> _Exercise objective_
Your task is to transcribe all of the records exactly and leave out the pictures.

> _Extracted records_
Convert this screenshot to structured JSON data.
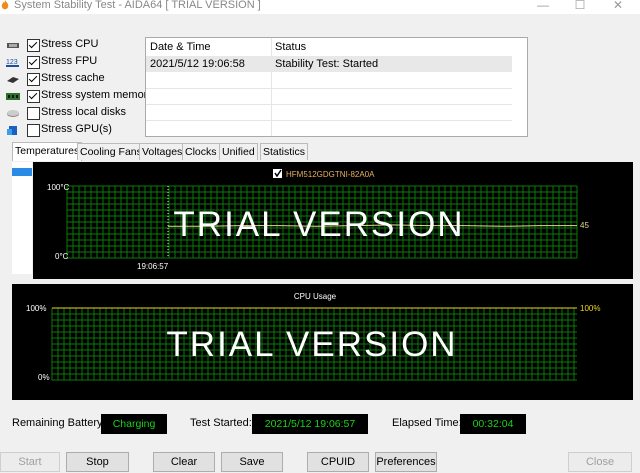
{
  "window": {
    "title": "System Stability Test - AIDA64  [ TRIAL VERSION ]"
  },
  "stress": [
    {
      "label": "Stress CPU",
      "checked": true,
      "icon": "cpu-icon"
    },
    {
      "label": "Stress FPU",
      "checked": true,
      "icon": "fpu-icon"
    },
    {
      "label": "Stress cache",
      "checked": true,
      "icon": "cache-icon"
    },
    {
      "label": "Stress system memory",
      "checked": true,
      "icon": "memory-icon"
    },
    {
      "label": "Stress local disks",
      "checked": false,
      "icon": "disk-icon"
    },
    {
      "label": "Stress GPU(s)",
      "checked": false,
      "icon": "gpu-icon"
    }
  ],
  "log": {
    "headers": {
      "datetime": "Date & Time",
      "status": "Status"
    },
    "rows": [
      {
        "datetime": "2021/5/12 19:06:58",
        "status": "Stability Test: Started"
      }
    ]
  },
  "tabs": [
    "Temperatures",
    "Cooling Fans",
    "Voltages",
    "Clocks",
    "Unified",
    "Statistics"
  ],
  "temp_chart": {
    "legend": "HFM512GDGTNI-82A0A",
    "ymax_label": "100°C",
    "ymin_label": "0°C",
    "time_label": "19:06:57",
    "value_label": "45",
    "watermark": "TRIAL VERSION",
    "line_color": "#e8d890",
    "grid_color": "#0a7a0a"
  },
  "cpu_chart": {
    "title": "CPU Usage",
    "ymax_label": "100%",
    "ymin_label": "0%",
    "value_label": "100%",
    "watermark": "TRIAL VERSION",
    "line_color": "#e8d820"
  },
  "chart_data": [
    {
      "type": "line",
      "series": [
        {
          "name": "HFM512GDGTNI-82A0A",
          "values": [
            44,
            44,
            45,
            45,
            44,
            45,
            46,
            45,
            45,
            44,
            45,
            45
          ]
        }
      ],
      "ylim": [
        0,
        100
      ]
    },
    {
      "type": "line",
      "title": "CPU Usage",
      "series": [
        {
          "values": [
            100,
            100,
            100,
            100,
            100,
            100,
            100,
            100
          ]
        }
      ],
      "ylim": [
        0,
        100
      ]
    }
  ],
  "status": {
    "battery_label": "Remaining Battery:",
    "battery_value": "Charging",
    "started_label": "Test Started:",
    "started_value": "2021/5/12 19:06:57",
    "elapsed_label": "Elapsed Time:",
    "elapsed_value": "00:32:04"
  },
  "buttons": {
    "start": "Start",
    "stop": "Stop",
    "clear": "Clear",
    "save": "Save",
    "cpuid": "CPUID",
    "preferences": "Preferences",
    "close": "Close"
  }
}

> _Solved problem_
Convert this screenshot to structured JSON data.
{
  "window": {
    "title": "System Stability Test - AIDA64  [ TRIAL VERSION ]"
  },
  "stress": [
    {
      "label": "Stress CPU",
      "checked": true,
      "icon": "cpu-icon"
    },
    {
      "label": "Stress FPU",
      "checked": true,
      "icon": "fpu-icon"
    },
    {
      "label": "Stress cache",
      "checked": true,
      "icon": "cache-icon"
    },
    {
      "label": "Stress system memory",
      "checked": true,
      "icon": "memory-icon"
    },
    {
      "label": "Stress local disks",
      "checked": false,
      "icon": "disk-icon"
    },
    {
      "label": "Stress GPU(s)",
      "checked": false,
      "icon": "gpu-icon"
    }
  ],
  "log": {
    "headers": {
      "datetime": "Date & Time",
      "status": "Status"
    },
    "rows": [
      {
        "datetime": "2021/5/12 19:06:58",
        "status": "Stability Test: Started"
      }
    ]
  },
  "tabs": [
    "Temperatures",
    "Cooling Fans",
    "Voltages",
    "Clocks",
    "Unified",
    "Statistics"
  ],
  "temp_chart": {
    "legend": "HFM512GDGTNI-82A0A",
    "ymax_label": "100°C",
    "ymin_label": "0°C",
    "time_label": "19:06:57",
    "value_label": "45",
    "watermark": "TRIAL VERSION",
    "line_color": "#e8d890",
    "grid_color": "#0a7a0a"
  },
  "cpu_chart": {
    "title": "CPU Usage",
    "ymax_label": "100%",
    "ymin_label": "0%",
    "value_label": "100%",
    "watermark": "TRIAL VERSION",
    "line_color": "#e8d820"
  },
  "chart_data": [
    {
      "type": "line",
      "series": [
        {
          "name": "HFM512GDGTNI-82A0A",
          "values": [
            44,
            44,
            45,
            45,
            44,
            45,
            46,
            45,
            45,
            44,
            45,
            45
          ]
        }
      ],
      "ylim": [
        0,
        100
      ]
    },
    {
      "type": "line",
      "title": "CPU Usage",
      "series": [
        {
          "values": [
            100,
            100,
            100,
            100,
            100,
            100,
            100,
            100
          ]
        }
      ],
      "ylim": [
        0,
        100
      ]
    }
  ],
  "status": {
    "battery_label": "Remaining Battery:",
    "battery_value": "Charging",
    "started_label": "Test Started:",
    "started_value": "2021/5/12 19:06:57",
    "elapsed_label": "Elapsed Time:",
    "elapsed_value": "00:32:04"
  },
  "buttons": {
    "start": "Start",
    "stop": "Stop",
    "clear": "Clear",
    "save": "Save",
    "cpuid": "CPUID",
    "preferences": "Preferences",
    "close": "Close"
  }
}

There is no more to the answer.